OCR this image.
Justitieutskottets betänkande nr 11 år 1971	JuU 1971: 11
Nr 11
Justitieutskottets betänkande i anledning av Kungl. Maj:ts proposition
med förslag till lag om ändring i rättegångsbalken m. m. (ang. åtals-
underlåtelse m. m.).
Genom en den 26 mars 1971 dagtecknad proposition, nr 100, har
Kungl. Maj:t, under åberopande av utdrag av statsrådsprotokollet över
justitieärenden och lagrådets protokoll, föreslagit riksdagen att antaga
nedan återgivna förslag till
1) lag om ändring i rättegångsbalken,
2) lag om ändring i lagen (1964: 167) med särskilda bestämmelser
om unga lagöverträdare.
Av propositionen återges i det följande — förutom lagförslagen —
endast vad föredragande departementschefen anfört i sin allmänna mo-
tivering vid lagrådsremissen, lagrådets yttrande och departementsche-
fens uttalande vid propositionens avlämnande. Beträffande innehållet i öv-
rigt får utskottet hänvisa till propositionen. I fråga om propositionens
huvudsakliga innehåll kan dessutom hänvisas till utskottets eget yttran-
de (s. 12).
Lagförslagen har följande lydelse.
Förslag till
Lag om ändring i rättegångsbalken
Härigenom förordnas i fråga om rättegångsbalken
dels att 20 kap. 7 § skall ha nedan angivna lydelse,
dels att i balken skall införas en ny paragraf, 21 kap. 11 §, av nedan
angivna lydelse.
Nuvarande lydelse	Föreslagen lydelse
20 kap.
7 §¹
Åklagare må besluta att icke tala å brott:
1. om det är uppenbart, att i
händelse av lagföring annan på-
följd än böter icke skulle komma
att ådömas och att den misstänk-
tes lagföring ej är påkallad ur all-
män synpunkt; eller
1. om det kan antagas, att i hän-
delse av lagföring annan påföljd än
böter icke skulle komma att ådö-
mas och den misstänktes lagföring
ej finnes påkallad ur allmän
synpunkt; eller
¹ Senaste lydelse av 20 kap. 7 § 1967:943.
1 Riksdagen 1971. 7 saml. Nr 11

********************

Activity: Take the records above and return them exactly as written.

Exercise answer:
OCR this image.
Justitieutskottets betänkande nr 11 år 1971	JuU 1971: 11
Nr 11
Justitieutskottets betänkande i anledning av Kungl. Maj:ts proposition
med förslag till lag om ändring i rättegångsbalken m. m. (ang. åtals-
underlåtelse m. m.).
Genom en den 26 mars 1971 dagtecknad proposition, nr 100, har
Kungl. Maj:t, under åberopande av utdrag av statsrådsprotokollet över
justitieärenden och lagrådets protokoll, föreslagit riksdagen att antaga
nedan återgivna förslag till
1) lag om ändring i rättegångsbalken,
2) lag om ändring i lagen (1964: 167) med särskilda bestämmelser
om unga lagöverträdare.
Av propositionen återges i det följande — förutom lagförslagen —
endast vad föredragande departementschefen anfört i sin allmänna mo-
tivering vid lagrådsremissen, lagrådets yttrande och departementsche-
fens uttalande vid propositionens avlämnande. Beträffande innehållet i öv-
rigt får utskottet hänvisa till propositionen. I fråga om propositionens
huvudsakliga innehåll kan dessutom hänvisas till utskottets eget yttran-
de (s. 12).
Lagförslagen har följande lydelse.
Förslag till
Lag om ändring i rättegångsbalken
Härigenom förordnas i fråga om rättegångsbalken
dels att 20 kap. 7 § skall ha nedan angivna lydelse,
dels att i balken skall införas en ny paragraf, 21 kap. 11 §, av nedan
angivna lydelse.
Nuvarande lydelse	Föreslagen lydelse
20 kap.
7 §¹
Åklagare må besluta att icke tala å brott:
1. om det är uppenbart, att i
händelse av lagföring annan på-
följd än böter icke skulle komma
att ådömas och att den misstänk-
tes lagföring ej är påkallad ur all-
män synpunkt; eller
1. om det kan antagas, att i hän-
delse av lagföring annan påföljd än
böter icke skulle komma att ådö-
mas och den misstänktes lagföring
ej finnes påkallad ur allmän
synpunkt; eller
¹ Senaste lydelse av 20 kap. 7 § 1967:943.
1 Riksdagen 1971. 7 saml. Nr 11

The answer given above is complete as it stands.